Prompt: Records follow. Copy every line with "说文解字".
* start Dataset extract *
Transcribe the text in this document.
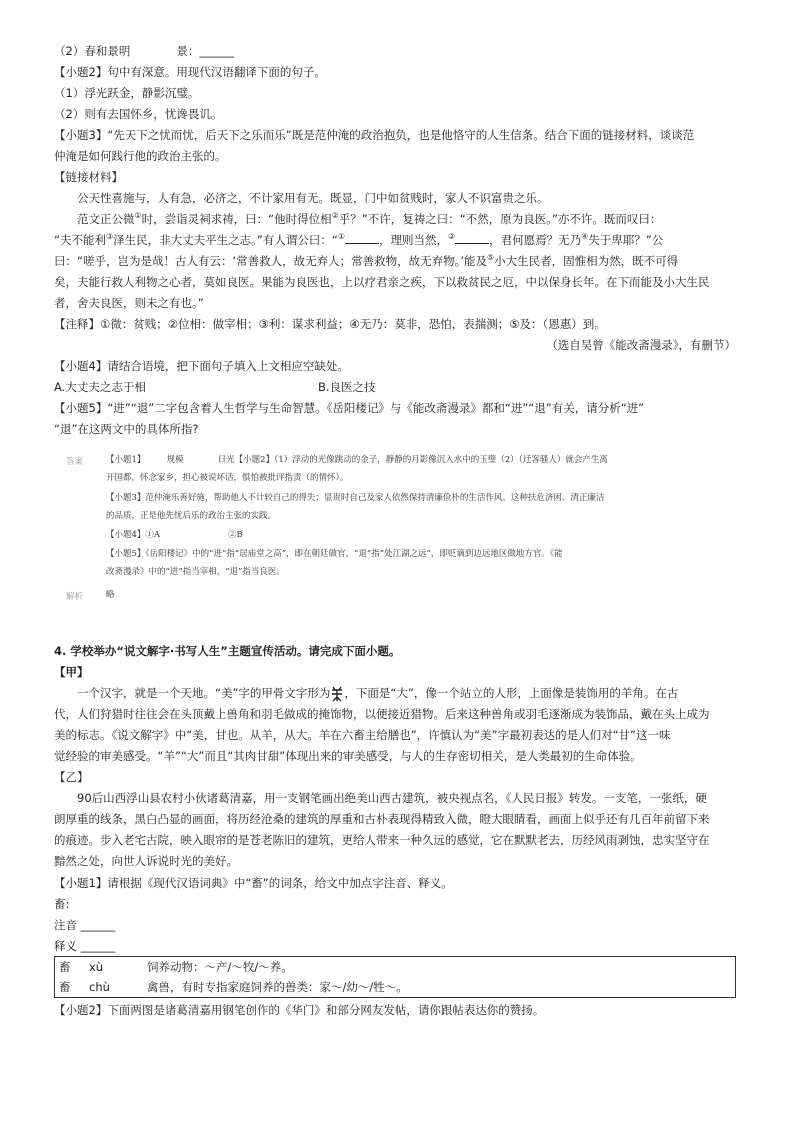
（2）春和景明　　　　景：______
【小题2】句中有深意。用现代汉语翻译下面的句子。
（1）浮光跃金，静影沉璧。
（2）则有去国怀乡，忧谗畏讥。
【小题3】“先天下之忧而忧，后天下之乐而乐”既是范仲淹的政治抱负，也是他恪守的人生信条。结合下面的链接材料，谈谈范
仲淹是如何践行他的政治主张的。
【链接材料】
公天性喜施与，人有急，必济之，不计家用有无。既显，门中如贫贱时，家人不识富贵之乐。
范文正公微①时，尝诣灵祠求祷，曰：“他时得位相②乎？”不许，复祷之曰：“不然，原为良医。”亦不许。既而叹曰：
“夫不能利③泽生民，非大丈夫平生之志。”有人谓公曰：“①	，理则当然，②	，君何愿焉？无乃④失于卑耶？”公
曰：“嗟乎，岂为是哉！古人有云：‘常善救人，故无弃人；常善救物，故无弃物。’能及⑤小大生民者，固惟相为然，既不可得
矣，夫能行救人利物之心者，莫如良医。果能为良医也，上以疗君亲之疾，下以救贫民之厄，中以保身长年。在下而能及小大生民
者，舍夫良医，则未之有也。”
【注释】①微：贫贱；②位相：做宰相；③利：谋求利益；④无乃：莫非，恐怕，表揣测；⑤及：（恩惠）到。
（选自吴曾《能改斋漫录》，有删节）
【小题4】请结合语境，把下面句子填入上文相应空缺处。
A.大丈夫之志于相	B.良医之技
【小题5】“进”“退”二字包含着人生哲学与生命智慧。《岳阳楼记》与《能改斋漫录》都和“进”“退”有关，请分析“进”
“退”在这两文中的具体所指?
答案	【小题1】　　　规模　　　　日光【小题2】（1）浮动的光像跳动的金子，静静的月影像沉入水中的玉璧（2）（迁客骚人）就会产生离
开国都，怀念家乡，担心被说坏话，惧怕被批评指责（的情怀）。
【小题3】范仲淹乐善好施，帮助他人不计较自己的得失；显贵时自己及家人依然保持清廉俭朴的生活作风。这种扶危济困、清正廉洁
的品质，正是他先忧后乐的政治主张的实践。
【小题4】①A　　　　　　　　②B
【小题5】《岳阳楼记》中的“进”指“居庙堂之高”，即在朝廷做官，“退”指“处江湖之远”，即贬谪到边远地区做地方官。《能
改斋漫录》中的“进”指当宰相，“退”指当良医。
解析	略
4. 学校举办“说文解字·书写人生”主题宣传活动。请完成下面小题。
【甲】
一个汉字，就是一个天地。“美”字的甲骨文字形为 ，下面是“大”，像一个站立的人形，上面像是装饰用的羊角。在古
代，人们狩猎时往往会在头顶戴上兽角和羽毛做成的掩饰物，以便接近猎物。后来这种兽角或羽毛逐渐成为装饰品，戴在头上成为
美的标志。《说文解字》中“美，甘也。从羊，从大。羊在六畜主给膳也”，许慎认为“美”字最初表达的是人们对“甘”这一味
觉经验的审美感受。“羊”“大”而且“其肉甘甜”体现出来的审美感受，与人的生存密切相关，是人类最初的生命体验。
【乙】
90后山西浮山县农村小伙诸葛清嘉，用一支钢笔画出绝美山西古建筑，被央视点名，《人民日报》转发。一支笔，一张纸，硬
朗厚重的线条，黑白凸显的画面，将历经沧桑的建筑的厚重和古朴表现得精致入微，瞪大眼睛看，画面上似乎还有几百年前留下来
的痕迹。步入老宅古院，映入眼帘的是苍老陈旧的建筑，更给人带来一种久远的感觉，它在默默老去，历经风雨剥蚀，忠实坚守在
黯然之处，向世人诉说时光的美好。
【小题1】请根据《现代汉语词典》中“畜”的词条，给文中加点字注音、释义。
畜:
注音 ______
释义 ______
畜	xù	饲养动物：～产/～牧/～养。
畜	chù	禽兽，有时专指家庭饲养的兽类：家～/幼～/牲～。
【小题2】下面两图是诸葛清嘉用钢笔创作的《华门》和部分网友发帖，请你跟帖表达你的赞扬。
* end Dataset extract *
Solved problem:
4. 学校举办“说文解字·书写人生”主题宣传活动。请完成下面小题。
美的标志。《说文解字》中“美，甘也。从羊，从大。羊在六畜主给膳也”，许慎认为“美”字最初表达的是人们对“甘”这一味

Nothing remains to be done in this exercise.